* START *
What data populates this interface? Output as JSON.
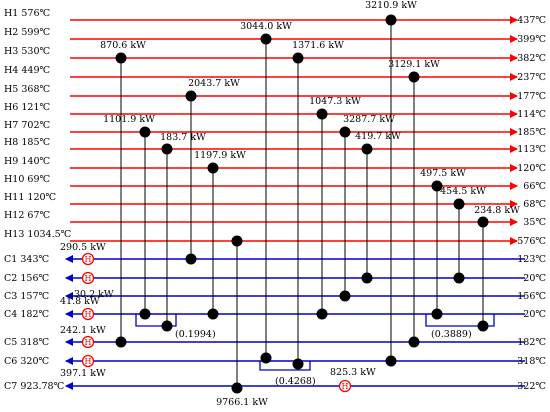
{
  "hot_streams": [
    {
      "name": "H1",
      "tin": "576℃",
      "tout": "437℃"
    },
    {
      "name": "H2",
      "tin": "599℃",
      "tout": "399℃"
    },
    {
      "name": "H3",
      "tin": "530℃",
      "tout": "382℃"
    },
    {
      "name": "H4",
      "tin": "449℃",
      "tout": "237℃"
    },
    {
      "name": "H5",
      "tin": "368℃",
      "tout": "177℃"
    },
    {
      "name": "H6",
      "tin": "121℃",
      "tout": "114℃"
    },
    {
      "name": "H7",
      "tin": "702℃",
      "tout": "185℃"
    },
    {
      "name": "H8",
      "tin": "185℃",
      "tout": "113℃"
    },
    {
      "name": "H9",
      "tin": "140℃",
      "tout": "120℃"
    },
    {
      "name": "H10",
      "tin": "69℃",
      "tout": "66℃"
    },
    {
      "name": "H11",
      "tin": "120℃",
      "tout": "68℃"
    },
    {
      "name": "H12",
      "tin": "67℃",
      "tout": "35℃"
    },
    {
      "name": "H13",
      "tin": "1034.5℃",
      "tout": "576℃"
    }
  ],
  "cold_streams": [
    {
      "name": "C1",
      "tout": "343℃",
      "tin": "123℃"
    },
    {
      "name": "C2",
      "tout": "156℃",
      "tin": "20℃"
    },
    {
      "name": "C3",
      "tout": "157℃",
      "tin": "156℃"
    },
    {
      "name": "C4",
      "tout": "182℃",
      "tin": "20℃"
    },
    {
      "name": "C5",
      "tout": "318℃",
      "tin": "182℃"
    },
    {
      "name": "C6",
      "tout": "320℃",
      "tin": "318℃"
    },
    {
      "name": "C7",
      "tout": "923.78℃",
      "tin": "322℃"
    }
  ],
  "exchangers": [
    {
      "id": "E1",
      "hot": "H1",
      "cold": "C6",
      "duty": "3210.9 kW"
    },
    {
      "id": "E2",
      "hot": "H2",
      "cold": "C6",
      "duty": "3044.0 kW"
    },
    {
      "id": "E3",
      "hot": "H3",
      "cold": "C5",
      "duty": "870.6 kW"
    },
    {
      "id": "E4",
      "hot": "H3",
      "cold": "C6",
      "duty": "1371.6 kW"
    },
    {
      "id": "E5",
      "hot": "H4",
      "cold": "C5",
      "duty": "3129.1 kW"
    },
    {
      "id": "E6",
      "hot": "H5",
      "cold": "C1",
      "duty": "2043.7 kW"
    },
    {
      "id": "E7",
      "hot": "H6",
      "cold": "C4",
      "duty": "1047.3 kW"
    },
    {
      "id": "E8",
      "hot": "H7",
      "cold": "C4",
      "duty": "1101.9 kW"
    },
    {
      "id": "E9",
      "hot": "H7",
      "cold": "C3",
      "duty": "3287.7 kW"
    },
    {
      "id": "E10",
      "hot": "H8",
      "cold": "C4",
      "duty": "183.7 kW"
    },
    {
      "id": "E11",
      "hot": "H8",
      "cold": "C2",
      "duty": "419.7 kW"
    },
    {
      "id": "E12",
      "hot": "H9",
      "cold": "C4",
      "duty": "1197.9 kW"
    },
    {
      "id": "E13",
      "hot": "H10",
      "cold": "C4",
      "duty": "497.5 kW"
    },
    {
      "id": "E14",
      "hot": "H11",
      "cold": "C2",
      "duty": "454.5 kW"
    },
    {
      "id": "E15",
      "hot": "H12",
      "cold": "C4",
      "duty": "234.8 kW"
    },
    {
      "id": "E16",
      "hot": "H13",
      "cold": "C7",
      "duty": "9766.1 kW"
    }
  ],
  "heaters": [
    {
      "stream": "C1",
      "symbol": "H",
      "duty": "290.5 kW"
    },
    {
      "stream": "C2",
      "symbol": "H",
      "duty": "30.2 kW"
    },
    {
      "stream": "C4",
      "symbol": "H",
      "duty": "41.8 kW"
    },
    {
      "stream": "C5",
      "symbol": "H",
      "duty": "242.1 kW"
    },
    {
      "stream": "C6",
      "symbol": "H",
      "duty": "397.1 kW"
    },
    {
      "stream": "C7",
      "symbol": "H",
      "duty": "825.3 kW"
    }
  ],
  "split_ratios": [
    {
      "stream": "C4",
      "ratio": "(0.1994)"
    },
    {
      "stream": "C4",
      "ratio": "(0.3889)"
    },
    {
      "stream": "C6",
      "ratio": "(0.4268)"
    }
  ],
  "colors": {
    "hot": "#ff0000",
    "cold": "#0000cc",
    "heater": "#ff0000",
    "unit": "#000000"
  }
}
* END *
Requirements:
Skipping the pictures, transcribe each line above exactly as it appears.

Completed exercise:
What data populates this interface? Output as JSON.
{
  "hot_streams": [
    {
      "name": "H1",
      "tin": "576℃",
      "tout": "437℃"
    },
    {
      "name": "H2",
      "tin": "599℃",
      "tout": "399℃"
    },
    {
      "name": "H3",
      "tin": "530℃",
      "tout": "382℃"
    },
    {
      "name": "H4",
      "tin": "449℃",
      "tout": "237℃"
    },
    {
      "name": "H5",
      "tin": "368℃",
      "tout": "177℃"
    },
    {
      "name": "H6",
      "tin": "121℃",
      "tout": "114℃"
    },
    {
      "name": "H7",
      "tin": "702℃",
      "tout": "185℃"
    },
    {
      "name": "H8",
      "tin": "185℃",
      "tout": "113℃"
    },
    {
      "name": "H9",
      "tin": "140℃",
      "tout": "120℃"
    },
    {
      "name": "H10",
      "tin": "69℃",
      "tout": "66℃"
    },
    {
      "name": "H11",
      "tin": "120℃",
      "tout": "68℃"
    },
    {
      "name": "H12",
      "tin": "67℃",
      "tout": "35℃"
    },
    {
      "name": "H13",
      "tin": "1034.5℃",
      "tout": "576℃"
    }
  ],
  "cold_streams": [
    {
      "name": "C1",
      "tout": "343℃",
      "tin": "123℃"
    },
    {
      "name": "C2",
      "tout": "156℃",
      "tin": "20℃"
    },
    {
      "name": "C3",
      "tout": "157℃",
      "tin": "156℃"
    },
    {
      "name": "C4",
      "tout": "182℃",
      "tin": "20℃"
    },
    {
      "name": "C5",
      "tout": "318℃",
      "tin": "182℃"
    },
    {
      "name": "C6",
      "tout": "320℃",
      "tin": "318℃"
    },
    {
      "name": "C7",
      "tout": "923.78℃",
      "tin": "322℃"
    }
  ],
  "exchangers": [
    {
      "id": "E1",
      "hot": "H1",
      "cold": "C6",
      "duty": "3210.9 kW"
    },
    {
      "id": "E2",
      "hot": "H2",
      "cold": "C6",
      "duty": "3044.0 kW"
    },
    {
      "id": "E3",
      "hot": "H3",
      "cold": "C5",
      "duty": "870.6 kW"
    },
    {
      "id": "E4",
      "hot": "H3",
      "cold": "C6",
      "duty": "1371.6 kW"
    },
    {
      "id": "E5",
      "hot": "H4",
      "cold": "C5",
      "duty": "3129.1 kW"
    },
    {
      "id": "E6",
      "hot": "H5",
      "cold": "C1",
      "duty": "2043.7 kW"
    },
    {
      "id": "E7",
      "hot": "H6",
      "cold": "C4",
      "duty": "1047.3 kW"
    },
    {
      "id": "E8",
      "hot": "H7",
      "cold": "C4",
      "duty": "1101.9 kW"
    },
    {
      "id": "E9",
      "hot": "H7",
      "cold": "C3",
      "duty": "3287.7 kW"
    },
    {
      "id": "E10",
      "hot": "H8",
      "cold": "C4",
      "duty": "183.7 kW"
    },
    {
      "id": "E11",
      "hot": "H8",
      "cold": "C2",
      "duty": "419.7 kW"
    },
    {
      "id": "E12",
      "hot": "H9",
      "cold": "C4",
      "duty": "1197.9 kW"
    },
    {
      "id": "E13",
      "hot": "H10",
      "cold": "C4",
      "duty": "497.5 kW"
    },
    {
      "id": "E14",
      "hot": "H11",
      "cold": "C2",
      "duty": "454.5 kW"
    },
    {
      "id": "E15",
      "hot": "H12",
      "cold": "C4",
      "duty": "234.8 kW"
    },
    {
      "id": "E16",
      "hot": "H13",
      "cold": "C7",
      "duty": "9766.1 kW"
    }
  ],
  "heaters": [
    {
      "stream": "C1",
      "symbol": "H",
      "duty": "290.5 kW"
    },
    {
      "stream": "C2",
      "symbol": "H",
      "duty": "30.2 kW"
    },
    {
      "stream": "C4",
      "symbol": "H",
      "duty": "41.8 kW"
    },
    {
      "stream": "C5",
      "symbol": "H",
      "duty": "242.1 kW"
    },
    {
      "stream": "C6",
      "symbol": "H",
      "duty": "397.1 kW"
    },
    {
      "stream": "C7",
      "symbol": "H",
      "duty": "825.3 kW"
    }
  ],
  "split_ratios": [
    {
      "stream": "C4",
      "ratio": "(0.1994)"
    },
    {
      "stream": "C4",
      "ratio": "(0.3889)"
    },
    {
      "stream": "C6",
      "ratio": "(0.4268)"
    }
  ],
  "colors": {
    "hot": "#ff0000",
    "cold": "#0000cc",
    "heater": "#ff0000",
    "unit": "#000000"
  }
}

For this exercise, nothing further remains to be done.